The problem:
Copy the listing below line for line, with the pictures left out.

Exercise data:
══════

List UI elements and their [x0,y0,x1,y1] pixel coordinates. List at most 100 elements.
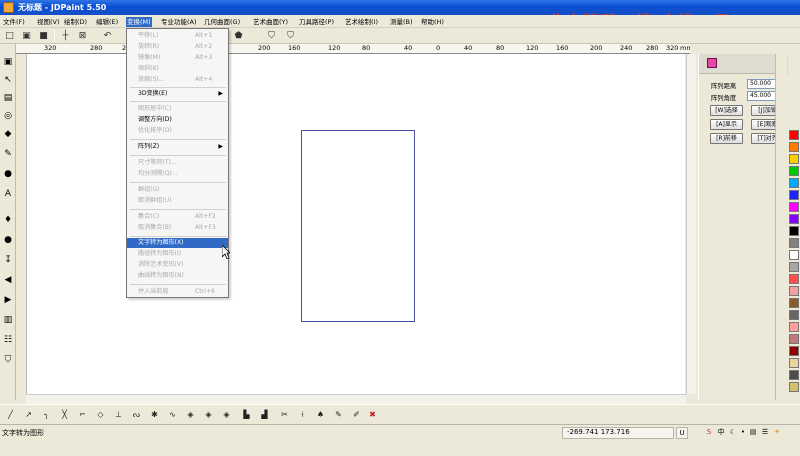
layer-down-tool-icon[interactable]: ▟ [258,408,271,421]
fill-icon[interactable]: ⬟ [232,29,245,42]
curve-tool-icon[interactable]: ↗ [22,408,35,421]
color-swatch[interactable] [789,250,799,260]
node-edit-tool-icon[interactable]: ↖ [2,74,14,86]
color-swatch[interactable] [789,226,799,236]
line-tool-icon[interactable]: ╱ [4,408,17,421]
cross-tool-icon[interactable]: ╳ [58,408,71,421]
brush-tool-icon[interactable]: ✎ [2,148,14,160]
menu-view[interactable]: 视图(V) [36,17,61,27]
color-swatch[interactable] [789,142,799,152]
moon-icon[interactable]: ☾ [728,427,738,437]
snap-icon[interactable]: ⊠ [76,29,89,42]
pin-tool-icon[interactable]: ♦ [2,214,14,226]
menu-file[interactable]: 文件(F) [2,17,26,27]
menu-item-same-size[interactable]: 尺寸等同(T)... [127,158,228,168]
menu-item-text-to-shape[interactable]: 文字转为图形(X) [127,238,228,248]
color-swatch[interactable] [789,358,799,368]
move-forward-button[interactable]: [R]前移 [710,133,743,144]
grid-diamond-tool-2-icon[interactable]: ◈ [202,408,215,421]
menu-item-skew[interactable]: 倾斜(K) [127,64,228,74]
undo-icon[interactable]: ↶ [101,29,114,42]
tool-icon[interactable]: ✦ [772,427,782,437]
select-button[interactable]: [W]选择 [710,105,743,116]
menu-item-group[interactable]: 群组(G) [127,185,228,195]
menu-item-mirror[interactable]: 镜像(M) Alt+3 [127,53,228,63]
canvas-vertical-scrollbar[interactable] [686,54,696,394]
input-logo-icon[interactable]: S [704,427,714,437]
delete-tool-icon[interactable]: ✖ [366,408,379,421]
angle-tool-icon[interactable]: ⌐ [76,408,89,421]
color-swatch[interactable] [789,238,799,248]
menu-item-remove-art-distortion[interactable]: 消除艺术变形(V) [127,260,228,270]
perpendicular-tool-icon[interactable]: ⊥ [112,408,125,421]
color-swatch[interactable] [789,130,799,140]
punctuation-icon[interactable]: • [738,427,748,437]
color-swatch[interactable] [789,310,799,320]
skin-icon[interactable]: ☰ [760,427,770,437]
text-tool-icon[interactable]: A [2,188,14,200]
layer-tool-icon[interactable]: ▥ [2,314,14,326]
grid-diamond-tool-3-icon[interactable]: ◈ [220,408,233,421]
menu-item-ungroup[interactable]: 取消群组(U) [127,196,228,206]
menu-item-collect[interactable]: 集合(C) Alt+F2 [127,212,228,222]
color-tool-icon[interactable]: ◆ [2,128,14,140]
menu-art-draw[interactable]: 艺术绘制(I) [344,17,379,27]
menu-item-scale[interactable]: 放缩(S)... Alt+4 [127,75,228,85]
drawing-canvas[interactable] [26,54,685,394]
color-swatch[interactable] [789,202,799,212]
left-arrow-tool-icon[interactable]: ◀ [2,274,14,286]
save-file-icon[interactable]: ■ [37,29,50,42]
draw-tool-icon[interactable]: ✎ [332,408,345,421]
image-tool-icon[interactable]: ▤ [2,92,14,104]
color-swatch[interactable] [789,334,799,344]
menu-measure[interactable]: 测量(B) [389,17,414,27]
menu-item-equal-spacing[interactable]: 均分间隔(Q)... [127,169,228,179]
menu-item-optimize-order[interactable]: 优化排序(O) [127,126,228,136]
green-tool-icon[interactable]: ● [2,234,14,246]
node-tool-icon[interactable]: ⟊ [296,408,309,421]
table-tool-icon[interactable]: ☷ [2,334,14,346]
show-button[interactable]: [A]显示 [710,119,743,130]
menu-transform[interactable]: 变换(M) [126,17,152,27]
menu-item-3d-transform[interactable]: 3D变换(E) ▶ [127,89,228,99]
crosshair-icon[interactable]: ┼ [59,29,72,42]
diamond-tool-icon[interactable]: ◇ [94,408,107,421]
menu-professional[interactable]: 专业功能(A) [160,17,198,27]
grid-diamond-tool-icon[interactable]: ◈ [184,408,197,421]
menu-item-center-shape[interactable]: 图形居中(C) [127,104,228,114]
color-swatch[interactable] [789,166,799,176]
color-swatch[interactable] [789,322,799,332]
menu-item-cancel-collect[interactable]: 取消集合(B) Alt+F3 [127,223,228,233]
snowflake-tool-icon[interactable]: ✱ [148,408,161,421]
shield-outline-icon[interactable]: ⛉ [284,29,297,42]
menu-item-rotate[interactable]: 旋转(R) Alt+2 [127,42,228,52]
bend-tool-icon[interactable]: ᔓ [130,408,143,421]
chinese-mode-icon[interactable]: 中 [716,427,726,437]
menu-toolpath[interactable]: 刀具路径(P) [298,17,335,27]
menu-geometry-surface[interactable]: 几何曲面(G) [203,17,241,27]
color-swatch[interactable] [789,286,799,296]
menu-art-surface[interactable]: 艺术曲面(Y) [252,17,289,27]
color-swatch[interactable] [789,370,799,380]
menu-help[interactable]: 帮助(H) [420,17,445,27]
canvas-horizontal-scrollbar[interactable] [26,394,686,404]
menu-edit[interactable]: 编辑(E) [95,17,119,27]
color-swatch[interactable] [789,154,799,164]
menu-draw[interactable]: 绘制(D) [63,17,88,27]
color-swatch[interactable] [789,214,799,224]
color-swatch[interactable] [789,274,799,284]
wave-tool-icon[interactable]: ∿ [166,408,179,421]
layer-up-tool-icon[interactable]: ▙ [240,408,253,421]
shield-tool-icon[interactable]: ⛉ [2,354,14,366]
menu-item-array[interactable]: 阵列(Z) ▶ [127,142,228,152]
menu-item-merge-current-layer[interactable]: 并入当前层 Ctrl+6 [127,287,228,297]
paint-tool-icon[interactable]: ♠ [314,408,327,421]
menu-item-curve-to-shape[interactable]: 曲线转为图形(N) [127,271,228,281]
menu-item-translate[interactable]: 平移(L) Alt+1 [127,31,228,41]
panel-scrollbar[interactable] [775,54,787,400]
menu-item-path-to-shape[interactable]: 路径转为图形(I) [127,249,228,259]
bucket-tool-icon[interactable]: ● [2,168,14,180]
pencil-tool-icon[interactable]: ✐ [350,408,363,421]
keyboard-icon[interactable]: ▤ [748,427,758,437]
open-file-icon[interactable]: ▣ [20,29,33,42]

══════

Exercise output:
List UI elements and their [x0,y0,x1,y1] pixel coordinates. List at most 100 elements.
layer-down-tool-icon[interactable]: ▟ [258,408,271,421]
fill-icon[interactable]: ⬟ [232,29,245,42]
curve-tool-icon[interactable]: ↗ [22,408,35,421]
color-swatch[interactable] [789,250,799,260]
node-edit-tool-icon[interactable]: ↖ [2,74,14,86]
color-swatch[interactable] [789,226,799,236]
line-tool-icon[interactable]: ╱ [4,408,17,421]
cross-tool-icon[interactable]: ╳ [58,408,71,421]
brush-tool-icon[interactable]: ✎ [2,148,14,160]
menu-view[interactable]: 视图(V) [36,17,61,27]
color-swatch[interactable] [789,142,799,152]
moon-icon[interactable]: ☾ [728,427,738,437]
snap-icon[interactable]: ⊠ [76,29,89,42]
pin-tool-icon[interactable]: ♦ [2,214,14,226]
menu-file[interactable]: 文件(F) [2,17,26,27]
menu-item-same-size[interactable]: 尺寸等同(T)... [127,158,228,168]
menu-item-text-to-shape[interactable]: 文字转为图形(X) [127,238,228,248]
color-swatch[interactable] [789,358,799,368]
move-forward-button[interactable]: [R]前移 [710,133,743,144]
grid-diamond-tool-2-icon[interactable]: ◈ [202,408,215,421]
menu-item-skew[interactable]: 倾斜(K) [127,64,228,74]
undo-icon[interactable]: ↶ [101,29,114,42]
tool-icon[interactable]: ✦ [772,427,782,437]
select-button[interactable]: [W]选择 [710,105,743,116]
menu-item-group[interactable]: 群组(G) [127,185,228,195]
menu-item-mirror[interactable]: 镜像(M) Alt+3 [127,53,228,63]
canvas-vertical-scrollbar[interactable] [686,54,696,394]
input-logo-icon[interactable]: S [704,427,714,437]
delete-tool-icon[interactable]: ✖ [366,408,379,421]
angle-tool-icon[interactable]: ⌐ [76,408,89,421]
color-swatch[interactable] [789,238,799,248]
menu-item-remove-art-distortion[interactable]: 消除艺术变形(V) [127,260,228,270]
perpendicular-tool-icon[interactable]: ⊥ [112,408,125,421]
color-swatch[interactable] [789,130,799,140]
punctuation-icon[interactable]: • [738,427,748,437]
color-swatch[interactable] [789,310,799,320]
skin-icon[interactable]: ☰ [760,427,770,437]
text-tool-icon[interactable]: A [2,188,14,200]
layer-tool-icon[interactable]: ▥ [2,314,14,326]
grid-diamond-tool-3-icon[interactable]: ◈ [220,408,233,421]
menu-item-ungroup[interactable]: 取消群组(U) [127,196,228,206]
menu-item-collect[interactable]: 集合(C) Alt+F2 [127,212,228,222]
color-tool-icon[interactable]: ◆ [2,128,14,140]
menu-art-draw[interactable]: 艺术绘制(I) [344,17,379,27]
menu-item-scale[interactable]: 放缩(S)... Alt+4 [127,75,228,85]
drawing-canvas[interactable] [26,54,685,394]
color-swatch[interactable] [789,202,799,212]
left-arrow-tool-icon[interactable]: ◀ [2,274,14,286]
save-file-icon[interactable]: ■ [37,29,50,42]
draw-tool-icon[interactable]: ✎ [332,408,345,421]
image-tool-icon[interactable]: ▤ [2,92,14,104]
color-swatch[interactable] [789,334,799,344]
menu-measure[interactable]: 测量(B) [389,17,414,27]
menu-item-equal-spacing[interactable]: 均分间隔(Q)... [127,169,228,179]
menu-item-optimize-order[interactable]: 优化排序(O) [127,126,228,136]
green-tool-icon[interactable]: ● [2,234,14,246]
node-tool-icon[interactable]: ⟊ [296,408,309,421]
table-tool-icon[interactable]: ☷ [2,334,14,346]
show-button[interactable]: [A]显示 [710,119,743,130]
menu-transform[interactable]: 变换(M) [126,17,152,27]
menu-item-3d-transform[interactable]: 3D变换(E) ▶ [127,89,228,99]
crosshair-icon[interactable]: ┼ [59,29,72,42]
diamond-tool-icon[interactable]: ◇ [94,408,107,421]
menu-professional[interactable]: 专业功能(A) [160,17,198,27]
grid-diamond-tool-icon[interactable]: ◈ [184,408,197,421]
menu-item-center-shape[interactable]: 图形居中(C) [127,104,228,114]
color-swatch[interactable] [789,166,799,176]
color-swatch[interactable] [789,322,799,332]
menu-item-cancel-collect[interactable]: 取消集合(B) Alt+F3 [127,223,228,233]
snowflake-tool-icon[interactable]: ✱ [148,408,161,421]
shield-outline-icon[interactable]: ⛉ [284,29,297,42]
menu-item-rotate[interactable]: 旋转(R) Alt+2 [127,42,228,52]
bend-tool-icon[interactable]: ᔓ [130,408,143,421]
chinese-mode-icon[interactable]: 中 [716,427,726,437]
menu-toolpath[interactable]: 刀具路径(P) [298,17,335,27]
menu-geometry-surface[interactable]: 几何曲面(G) [203,17,241,27]
color-swatch[interactable] [789,286,799,296]
menu-art-surface[interactable]: 艺术曲面(Y) [252,17,289,27]
color-swatch[interactable] [789,370,799,380]
menu-help[interactable]: 帮助(H) [420,17,445,27]
canvas-horizontal-scrollbar[interactable] [26,394,686,404]
menu-edit[interactable]: 编辑(E) [95,17,119,27]
color-swatch[interactable] [789,154,799,164]
menu-draw[interactable]: 绘制(D) [63,17,88,27]
color-swatch[interactable] [789,214,799,224]
color-swatch[interactable] [789,274,799,284]
wave-tool-icon[interactable]: ∿ [166,408,179,421]
layer-up-tool-icon[interactable]: ▙ [240,408,253,421]
shield-tool-icon[interactable]: ⛉ [2,354,14,366]
menu-item-array[interactable]: 阵列(Z) ▶ [127,142,228,152]
menu-item-merge-current-layer[interactable]: 并入当前层 Ctrl+6 [127,287,228,297]
paint-tool-icon[interactable]: ♠ [314,408,327,421]
menu-item-curve-to-shape[interactable]: 曲线转为图形(N) [127,271,228,281]
menu-item-translate[interactable]: 平移(L) Alt+1 [127,31,228,41]
panel-scrollbar[interactable] [775,54,787,400]
menu-item-path-to-shape[interactable]: 路径转为图形(I) [127,249,228,259]
bucket-tool-icon[interactable]: ● [2,168,14,180]
pencil-tool-icon[interactable]: ✐ [350,408,363,421]
keyboard-icon[interactable]: ▤ [748,427,758,437]
open-file-icon[interactable]: ▣ [20,29,33,42]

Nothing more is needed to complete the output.